Data listing ::
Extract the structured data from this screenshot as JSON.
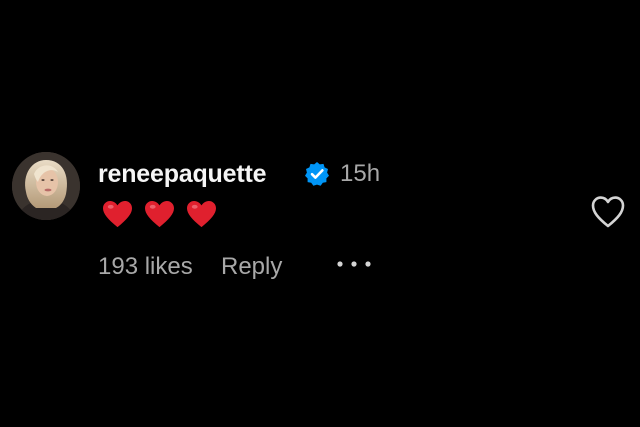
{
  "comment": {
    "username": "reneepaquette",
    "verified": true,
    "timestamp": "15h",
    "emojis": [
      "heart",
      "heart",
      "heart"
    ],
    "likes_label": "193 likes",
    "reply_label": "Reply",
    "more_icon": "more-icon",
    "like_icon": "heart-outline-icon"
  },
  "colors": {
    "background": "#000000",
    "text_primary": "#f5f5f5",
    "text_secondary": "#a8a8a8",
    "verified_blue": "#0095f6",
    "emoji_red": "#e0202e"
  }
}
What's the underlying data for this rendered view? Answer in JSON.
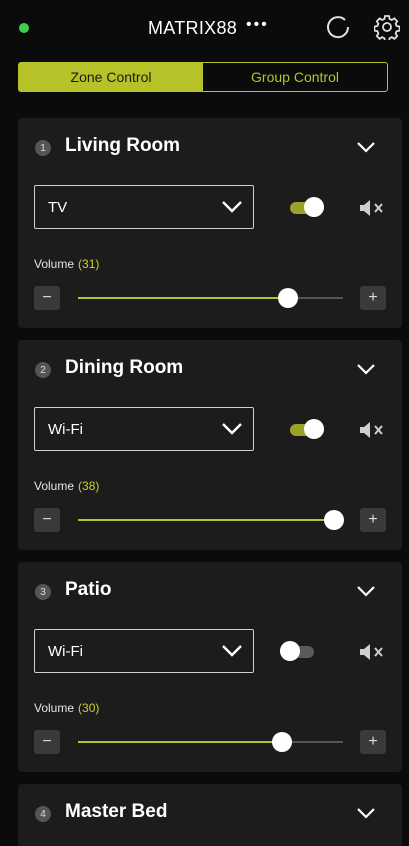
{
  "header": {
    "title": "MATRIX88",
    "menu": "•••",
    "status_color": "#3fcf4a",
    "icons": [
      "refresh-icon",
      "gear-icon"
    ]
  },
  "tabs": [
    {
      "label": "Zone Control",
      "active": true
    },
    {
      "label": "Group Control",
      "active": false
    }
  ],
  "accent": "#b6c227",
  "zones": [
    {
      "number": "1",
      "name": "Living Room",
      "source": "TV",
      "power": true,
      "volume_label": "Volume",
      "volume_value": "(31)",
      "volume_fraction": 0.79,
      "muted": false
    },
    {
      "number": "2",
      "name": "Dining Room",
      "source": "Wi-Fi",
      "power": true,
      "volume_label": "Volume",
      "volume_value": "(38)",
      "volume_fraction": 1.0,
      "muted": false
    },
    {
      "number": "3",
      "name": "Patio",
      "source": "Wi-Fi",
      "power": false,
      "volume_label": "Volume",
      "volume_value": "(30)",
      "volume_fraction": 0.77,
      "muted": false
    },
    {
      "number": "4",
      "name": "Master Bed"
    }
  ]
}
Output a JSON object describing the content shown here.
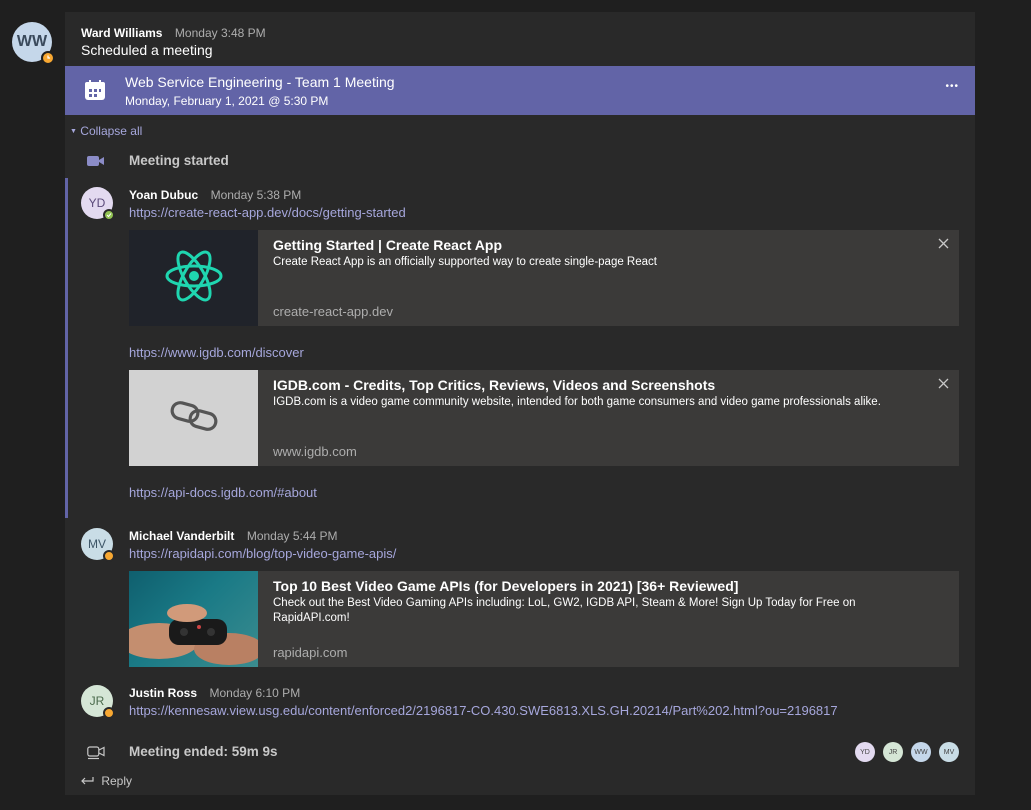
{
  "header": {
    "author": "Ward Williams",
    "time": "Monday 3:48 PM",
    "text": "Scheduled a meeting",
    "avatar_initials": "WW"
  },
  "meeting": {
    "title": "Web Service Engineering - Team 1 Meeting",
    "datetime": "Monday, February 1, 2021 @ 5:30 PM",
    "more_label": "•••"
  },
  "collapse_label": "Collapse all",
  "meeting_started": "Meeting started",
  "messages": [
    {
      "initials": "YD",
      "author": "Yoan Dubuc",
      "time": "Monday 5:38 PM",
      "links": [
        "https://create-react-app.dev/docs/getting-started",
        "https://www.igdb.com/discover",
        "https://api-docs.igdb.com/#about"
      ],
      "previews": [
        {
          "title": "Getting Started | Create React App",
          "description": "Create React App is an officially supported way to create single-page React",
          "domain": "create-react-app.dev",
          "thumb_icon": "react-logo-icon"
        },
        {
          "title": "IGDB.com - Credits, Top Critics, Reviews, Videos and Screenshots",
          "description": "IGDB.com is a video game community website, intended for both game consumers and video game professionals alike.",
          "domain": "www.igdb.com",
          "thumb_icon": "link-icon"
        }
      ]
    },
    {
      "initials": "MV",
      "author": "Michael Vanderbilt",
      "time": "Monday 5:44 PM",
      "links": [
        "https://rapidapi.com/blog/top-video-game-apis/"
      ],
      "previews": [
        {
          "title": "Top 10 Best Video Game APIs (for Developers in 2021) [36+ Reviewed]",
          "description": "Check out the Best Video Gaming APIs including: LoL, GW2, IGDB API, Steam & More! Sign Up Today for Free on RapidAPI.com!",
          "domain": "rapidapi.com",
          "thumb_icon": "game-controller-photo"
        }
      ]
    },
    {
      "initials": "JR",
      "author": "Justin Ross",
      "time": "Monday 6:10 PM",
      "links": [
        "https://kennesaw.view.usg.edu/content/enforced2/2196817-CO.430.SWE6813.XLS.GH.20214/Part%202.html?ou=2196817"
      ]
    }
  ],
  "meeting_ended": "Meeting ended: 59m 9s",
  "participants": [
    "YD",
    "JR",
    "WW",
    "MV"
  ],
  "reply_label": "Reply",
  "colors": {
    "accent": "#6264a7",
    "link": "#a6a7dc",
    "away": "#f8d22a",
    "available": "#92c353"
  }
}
...
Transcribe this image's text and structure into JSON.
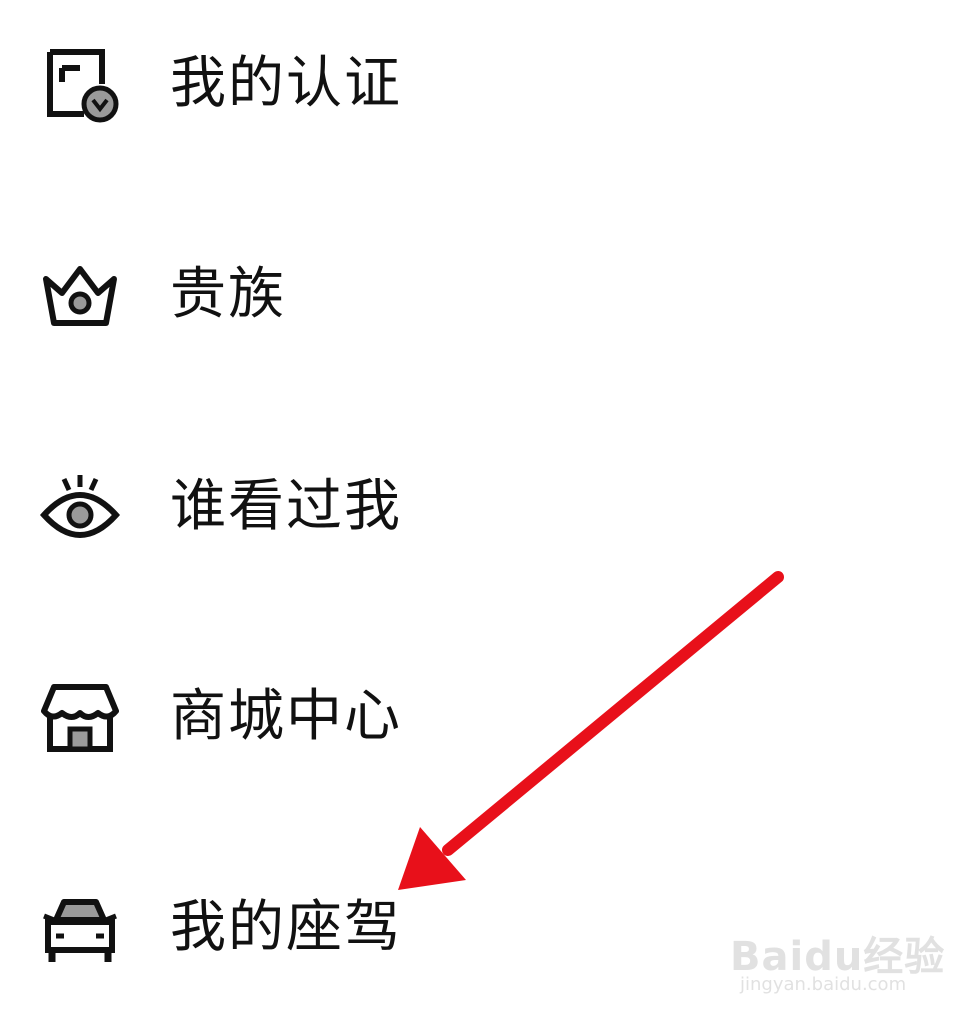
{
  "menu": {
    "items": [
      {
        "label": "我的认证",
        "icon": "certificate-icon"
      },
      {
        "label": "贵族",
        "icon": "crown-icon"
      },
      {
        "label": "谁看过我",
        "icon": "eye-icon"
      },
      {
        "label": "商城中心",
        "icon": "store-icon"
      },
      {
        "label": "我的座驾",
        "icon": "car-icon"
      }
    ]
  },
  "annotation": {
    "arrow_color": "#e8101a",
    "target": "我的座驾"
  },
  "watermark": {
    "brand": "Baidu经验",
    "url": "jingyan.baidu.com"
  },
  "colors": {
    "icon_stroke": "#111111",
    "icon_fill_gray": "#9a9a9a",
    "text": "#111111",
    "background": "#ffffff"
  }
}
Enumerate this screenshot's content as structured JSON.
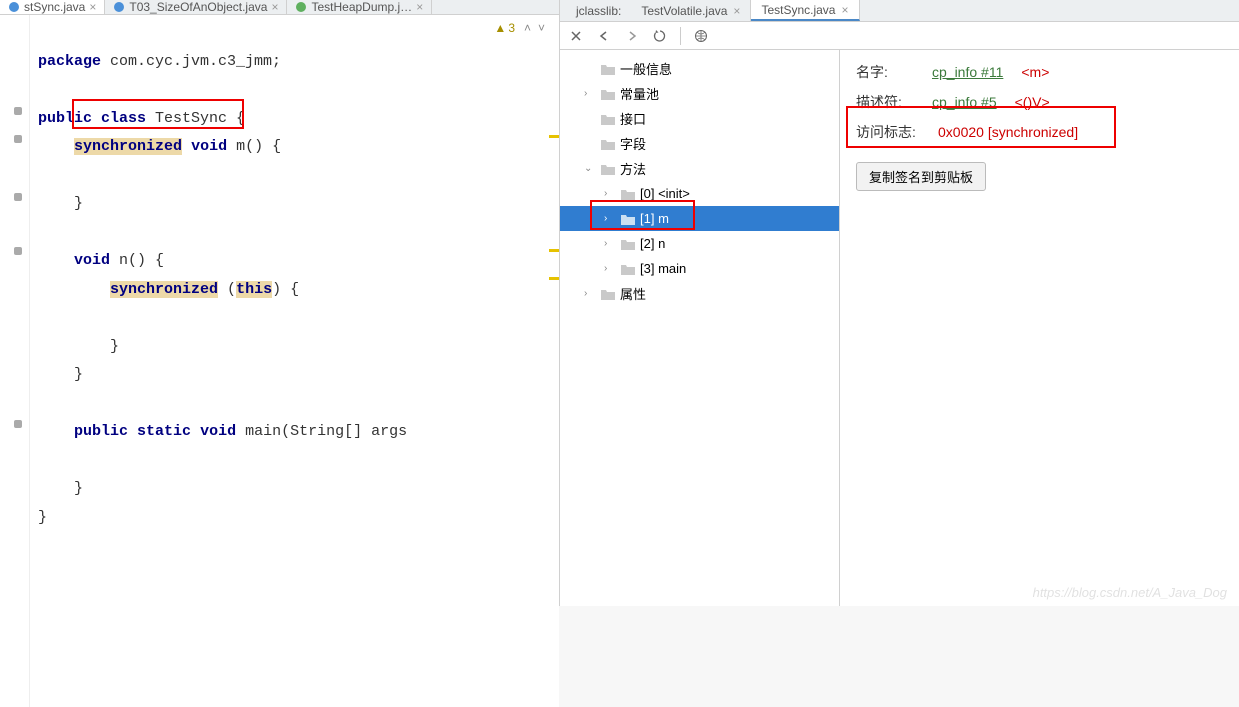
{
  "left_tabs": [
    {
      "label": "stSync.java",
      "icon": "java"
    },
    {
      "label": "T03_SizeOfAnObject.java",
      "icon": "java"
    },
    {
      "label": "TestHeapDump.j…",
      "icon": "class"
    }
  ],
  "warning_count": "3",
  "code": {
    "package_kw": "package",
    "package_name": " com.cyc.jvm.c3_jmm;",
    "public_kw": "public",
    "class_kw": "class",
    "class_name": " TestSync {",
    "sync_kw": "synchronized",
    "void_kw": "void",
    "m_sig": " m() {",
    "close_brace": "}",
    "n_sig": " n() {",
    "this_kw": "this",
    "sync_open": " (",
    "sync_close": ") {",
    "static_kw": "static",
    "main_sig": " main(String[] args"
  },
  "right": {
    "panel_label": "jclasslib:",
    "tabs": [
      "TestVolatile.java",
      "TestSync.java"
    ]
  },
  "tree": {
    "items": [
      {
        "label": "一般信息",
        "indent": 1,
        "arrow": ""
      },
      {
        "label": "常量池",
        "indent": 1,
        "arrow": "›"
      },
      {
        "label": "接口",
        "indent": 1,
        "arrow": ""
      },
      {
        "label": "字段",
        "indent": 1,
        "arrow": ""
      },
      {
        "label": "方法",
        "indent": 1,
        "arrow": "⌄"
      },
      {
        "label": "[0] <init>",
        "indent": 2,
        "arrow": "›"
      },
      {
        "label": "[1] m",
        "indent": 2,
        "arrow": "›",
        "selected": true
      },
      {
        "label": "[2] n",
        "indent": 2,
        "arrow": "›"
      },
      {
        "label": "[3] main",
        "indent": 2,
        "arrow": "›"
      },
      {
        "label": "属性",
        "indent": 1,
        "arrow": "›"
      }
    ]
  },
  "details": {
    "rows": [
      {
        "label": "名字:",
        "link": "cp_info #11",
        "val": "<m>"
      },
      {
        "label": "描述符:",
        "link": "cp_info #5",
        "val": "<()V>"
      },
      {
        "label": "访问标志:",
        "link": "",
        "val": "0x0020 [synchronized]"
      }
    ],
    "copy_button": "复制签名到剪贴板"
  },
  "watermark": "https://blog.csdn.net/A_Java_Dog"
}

Problem to solve ::
Read through the entries and copy each line in which "description" appears.

Task result ::
          "description": "Create React App is an officially supported way to create single-page React",
          "description": "IGDB.com is a video game community website, intended for both game consumers and video game professionals alike.",
          "description": "Check out the Best Video Gaming APIs including: LoL, GW2, IGDB API, Steam & More! Sign Up Today for Free on RapidAPI.com!",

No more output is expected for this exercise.